[BEGIN]
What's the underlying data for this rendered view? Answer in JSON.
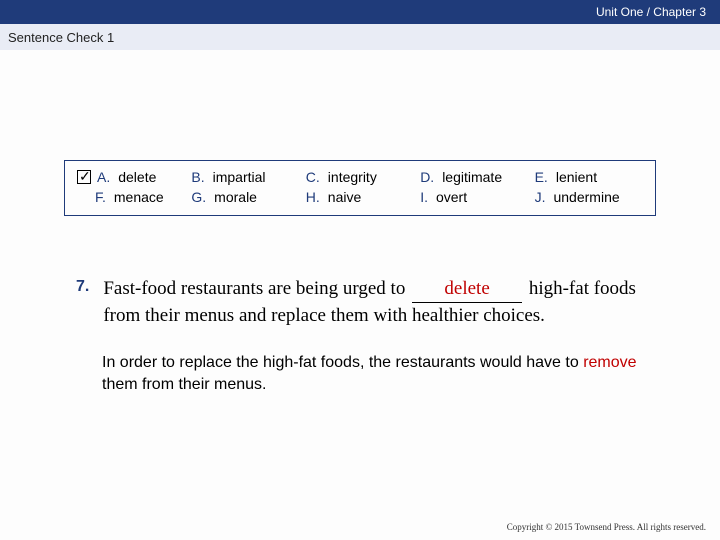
{
  "header": {
    "breadcrumb": "Unit One / Chapter 3",
    "section": "Sentence Check 1"
  },
  "words": {
    "row1": [
      {
        "letter": "A.",
        "word": "delete",
        "checked": true
      },
      {
        "letter": "B.",
        "word": "impartial",
        "checked": false
      },
      {
        "letter": "C.",
        "word": "integrity",
        "checked": false
      },
      {
        "letter": "D.",
        "word": "legitimate",
        "checked": false
      },
      {
        "letter": "E.",
        "word": "lenient",
        "checked": false
      }
    ],
    "row2": [
      {
        "letter": "F.",
        "word": "menace"
      },
      {
        "letter": "G.",
        "word": "morale"
      },
      {
        "letter": "H.",
        "word": "naive"
      },
      {
        "letter": "I.",
        "word": "overt"
      },
      {
        "letter": "J.",
        "word": "undermine"
      }
    ]
  },
  "question": {
    "number": "7.",
    "pre": "Fast-food restaurants are being urged to ",
    "answer": "delete",
    "post": " high-fat foods from their menus and replace them with healthier choices."
  },
  "explanation": {
    "pre": "In order to replace the high-fat foods, the restaurants would have to ",
    "keyword": "remove",
    "post": " them from their menus."
  },
  "footer": "Copyright © 2015 Townsend Press. All rights reserved."
}
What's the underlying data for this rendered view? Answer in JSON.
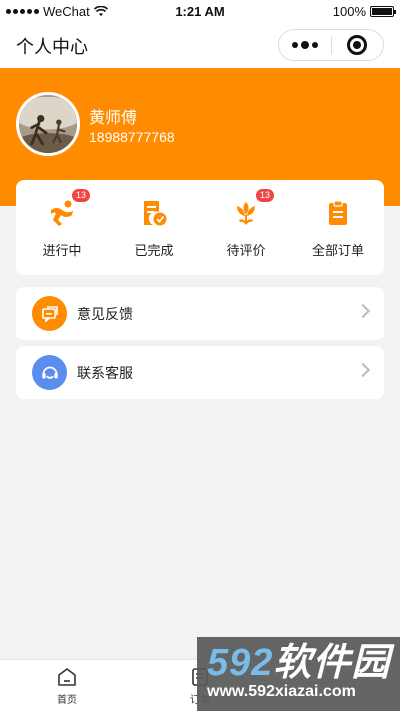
{
  "status_bar": {
    "carrier": "WeChat",
    "time": "1:21 AM",
    "battery": "100%"
  },
  "navbar": {
    "title": "个人中心"
  },
  "profile": {
    "name": "黄师傅",
    "phone": "18988777768"
  },
  "orders": {
    "items": [
      {
        "label": "进行中",
        "badge": "13",
        "icon": "runner-icon"
      },
      {
        "label": "已完成",
        "badge": "",
        "icon": "completed-doc-icon"
      },
      {
        "label": "待评价",
        "badge": "13",
        "icon": "flower-icon"
      },
      {
        "label": "全部订单",
        "badge": "",
        "icon": "clipboard-icon"
      }
    ]
  },
  "menu": {
    "feedback": {
      "label": "意见反馈",
      "icon": "chat-icon",
      "color": "#ff8c00"
    },
    "service": {
      "label": "联系客服",
      "icon": "headset-icon",
      "color": "#5b8def"
    }
  },
  "tabbar": {
    "tabs": [
      {
        "label": "首页",
        "icon": "home-icon"
      },
      {
        "label": "订单",
        "icon": "orders-icon"
      }
    ]
  },
  "watermark": {
    "brand": "592软件园",
    "url": "www.592xiazai.com"
  },
  "colors": {
    "accent": "#ff8c00",
    "badge": "#ef4444"
  }
}
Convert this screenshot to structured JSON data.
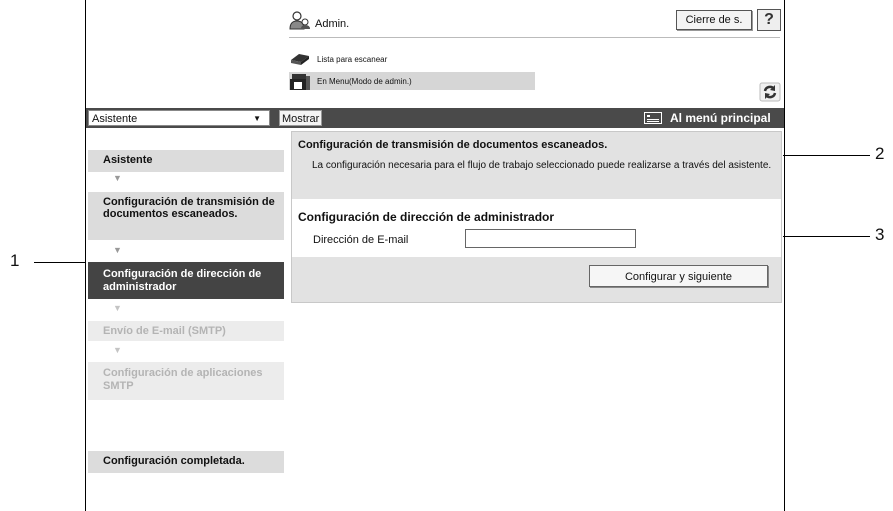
{
  "header": {
    "admin_label": "Admin.",
    "logout_label": "Cierre de s.",
    "help_label": "?",
    "scan_list_label": "Lista para escanear",
    "menu_label": "En Menu(Modo de admin.)"
  },
  "navbar": {
    "select_value": "Asistente",
    "show_label": "Mostrar",
    "main_menu_label": "Al menú principal"
  },
  "sidebar": {
    "steps": [
      {
        "label": "Asistente",
        "state": "normal"
      },
      {
        "label": "Configuración de transmisión de documentos escaneados.",
        "state": "normal"
      },
      {
        "label": "Configuración de dirección de administrador",
        "state": "active"
      },
      {
        "label": "Envío de E-mail (SMTP)",
        "state": "disabled"
      },
      {
        "label": "Configuración de aplicaciones SMTP",
        "state": "disabled"
      },
      {
        "label": "Configuración completada.",
        "state": "normal"
      }
    ]
  },
  "main": {
    "section1_title": "Configuración de transmisión de documentos escaneados.",
    "section1_desc": "La configuración necesaria para el flujo de trabajo seleccionado puede realizarse a través del asistente.",
    "section2_title": "Configuración de dirección de administrador",
    "email_label": "Dirección de E-mail",
    "email_value": "",
    "submit_label": "Configurar y siguiente"
  },
  "callouts": [
    "1",
    "2",
    "3"
  ]
}
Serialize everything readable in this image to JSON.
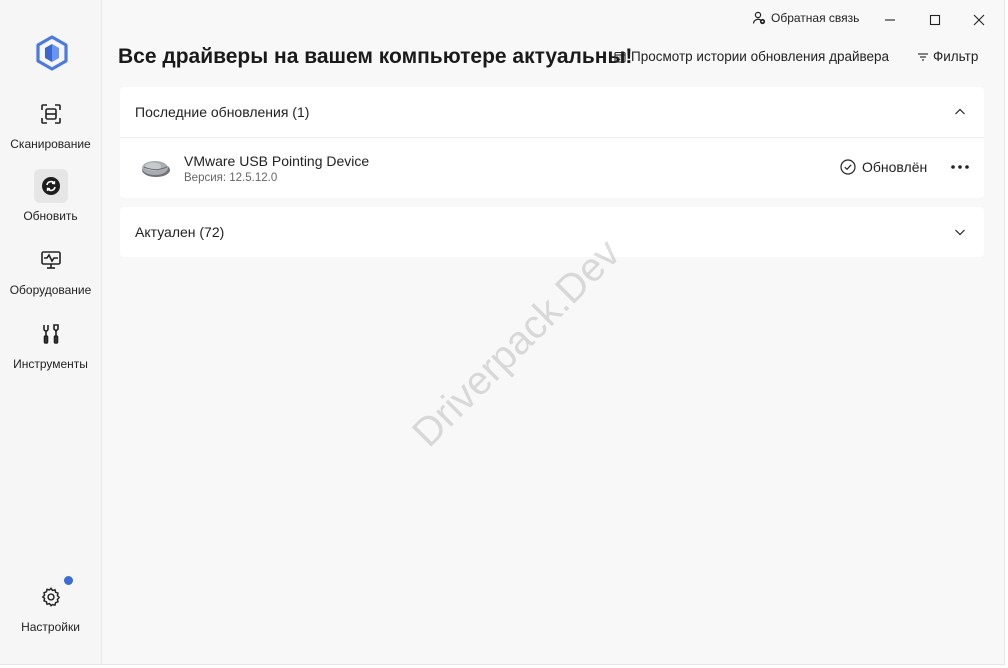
{
  "titlebar": {
    "feedback_label": "Обратная связь"
  },
  "sidebar": {
    "items": [
      {
        "label": "Сканирование",
        "icon": "scan-icon",
        "active": false
      },
      {
        "label": "Обновить",
        "icon": "refresh-icon",
        "active": true
      },
      {
        "label": "Оборудование",
        "icon": "monitor-icon",
        "active": false
      },
      {
        "label": "Инструменты",
        "icon": "tools-icon",
        "active": false
      }
    ],
    "settings_label": "Настройки",
    "settings_icon": "gear-icon"
  },
  "header": {
    "title": "Все драйверы на вашем компьютере актуальны!",
    "history_label": "Просмотр истории обновления драйвера",
    "filter_label": "Фильтр"
  },
  "recent": {
    "header": "Последние обновления (1)",
    "expanded": true,
    "devices": [
      {
        "name": "VMware USB Pointing Device",
        "version": "Версия: 12.5.12.0",
        "status": "Обновлён",
        "icon": "mouse-icon"
      }
    ]
  },
  "uptodate": {
    "header": "Актуален (72)",
    "expanded": false
  },
  "watermark": "Driverpack.Dev",
  "colors": {
    "accent": "#3d6bd6",
    "logo": "#4b7be0"
  }
}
[END]
EXERCISE DESCRIPTION - Each line in the records above should be reproduced exactly; images are not copied.

OUTPUT OF THE EXERCISE -
What's the underlying data for this rendered view? Answer in JSON.
{
  "header": {
    "breadcrumb": "Unit One / Chapter 3",
    "section": "Sentence Check 1"
  },
  "words": {
    "row1": [
      {
        "letter": "A.",
        "word": "delete",
        "checked": true
      },
      {
        "letter": "B.",
        "word": "impartial",
        "checked": false
      },
      {
        "letter": "C.",
        "word": "integrity",
        "checked": false
      },
      {
        "letter": "D.",
        "word": "legitimate",
        "checked": false
      },
      {
        "letter": "E.",
        "word": "lenient",
        "checked": false
      }
    ],
    "row2": [
      {
        "letter": "F.",
        "word": "menace"
      },
      {
        "letter": "G.",
        "word": "morale"
      },
      {
        "letter": "H.",
        "word": "naive"
      },
      {
        "letter": "I.",
        "word": "overt"
      },
      {
        "letter": "J.",
        "word": "undermine"
      }
    ]
  },
  "question": {
    "number": "7.",
    "pre": "Fast-food restaurants are being urged to ",
    "answer": "delete",
    "post": " high-fat foods from their menus and replace them with healthier choices."
  },
  "explanation": {
    "pre": "In order to replace the high-fat foods, the restaurants would have to ",
    "keyword": "remove",
    "post": " them from their menus."
  },
  "footer": "Copyright © 2015 Townsend Press. All rights reserved."
}
What's the underlying data for this rendered view? Answer in JSON.
{
  "status_bar": {
    "carrier": "WeChat",
    "time": "1:21 AM",
    "battery": "100%"
  },
  "navbar": {
    "title": "个人中心"
  },
  "profile": {
    "name": "黄师傅",
    "phone": "18988777768"
  },
  "orders": {
    "items": [
      {
        "label": "进行中",
        "badge": "13",
        "icon": "runner-icon"
      },
      {
        "label": "已完成",
        "badge": "",
        "icon": "completed-doc-icon"
      },
      {
        "label": "待评价",
        "badge": "13",
        "icon": "flower-icon"
      },
      {
        "label": "全部订单",
        "badge": "",
        "icon": "clipboard-icon"
      }
    ]
  },
  "menu": {
    "feedback": {
      "label": "意见反馈",
      "icon": "chat-icon",
      "color": "#ff8c00"
    },
    "service": {
      "label": "联系客服",
      "icon": "headset-icon",
      "color": "#5b8def"
    }
  },
  "tabbar": {
    "tabs": [
      {
        "label": "首页",
        "icon": "home-icon"
      },
      {
        "label": "订单",
        "icon": "orders-icon"
      }
    ]
  },
  "watermark": {
    "brand": "592软件园",
    "url": "www.592xiazai.com"
  },
  "colors": {
    "accent": "#ff8c00",
    "badge": "#ef4444"
  }
}
Convert this screenshot to structured JSON data.
{
  "header": {
    "admin_label": "Admin.",
    "logout_label": "Cierre de s.",
    "help_label": "?",
    "scan_list_label": "Lista para escanear",
    "menu_label": "En Menu(Modo de admin.)"
  },
  "navbar": {
    "select_value": "Asistente",
    "show_label": "Mostrar",
    "main_menu_label": "Al menú principal"
  },
  "sidebar": {
    "steps": [
      {
        "label": "Asistente",
        "state": "normal"
      },
      {
        "label": "Configuración de transmisión de documentos escaneados.",
        "state": "normal"
      },
      {
        "label": "Configuración de dirección de administrador",
        "state": "active"
      },
      {
        "label": "Envío de E-mail (SMTP)",
        "state": "disabled"
      },
      {
        "label": "Configuración de aplicaciones SMTP",
        "state": "disabled"
      },
      {
        "label": "Configuración completada.",
        "state": "normal"
      }
    ]
  },
  "main": {
    "section1_title": "Configuración de transmisión de documentos escaneados.",
    "section1_desc": "La configuración necesaria para el flujo de trabajo seleccionado puede realizarse a través del asistente.",
    "section2_title": "Configuración de dirección de administrador",
    "email_label": "Dirección de E-mail",
    "email_value": "",
    "submit_label": "Configurar y siguiente"
  },
  "callouts": [
    "1",
    "2",
    "3"
  ]
}
Serialize everything readable in this image to JSON.
{
  "titlebar": {
    "feedback_label": "Обратная связь"
  },
  "sidebar": {
    "items": [
      {
        "label": "Сканирование",
        "icon": "scan-icon",
        "active": false
      },
      {
        "label": "Обновить",
        "icon": "refresh-icon",
        "active": true
      },
      {
        "label": "Оборудование",
        "icon": "monitor-icon",
        "active": false
      },
      {
        "label": "Инструменты",
        "icon": "tools-icon",
        "active": false
      }
    ],
    "settings_label": "Настройки",
    "settings_icon": "gear-icon"
  },
  "header": {
    "title": "Все драйверы на вашем компьютере актуальны!",
    "history_label": "Просмотр истории обновления драйвера",
    "filter_label": "Фильтр"
  },
  "recent": {
    "header": "Последние обновления (1)",
    "expanded": true,
    "devices": [
      {
        "name": "VMware USB Pointing Device",
        "version": "Версия: 12.5.12.0",
        "status": "Обновлён",
        "icon": "mouse-icon"
      }
    ]
  },
  "uptodate": {
    "header": "Актуален (72)",
    "expanded": false
  },
  "watermark": "Driverpack.Dev",
  "colors": {
    "accent": "#3d6bd6",
    "logo": "#4b7be0"
  }
}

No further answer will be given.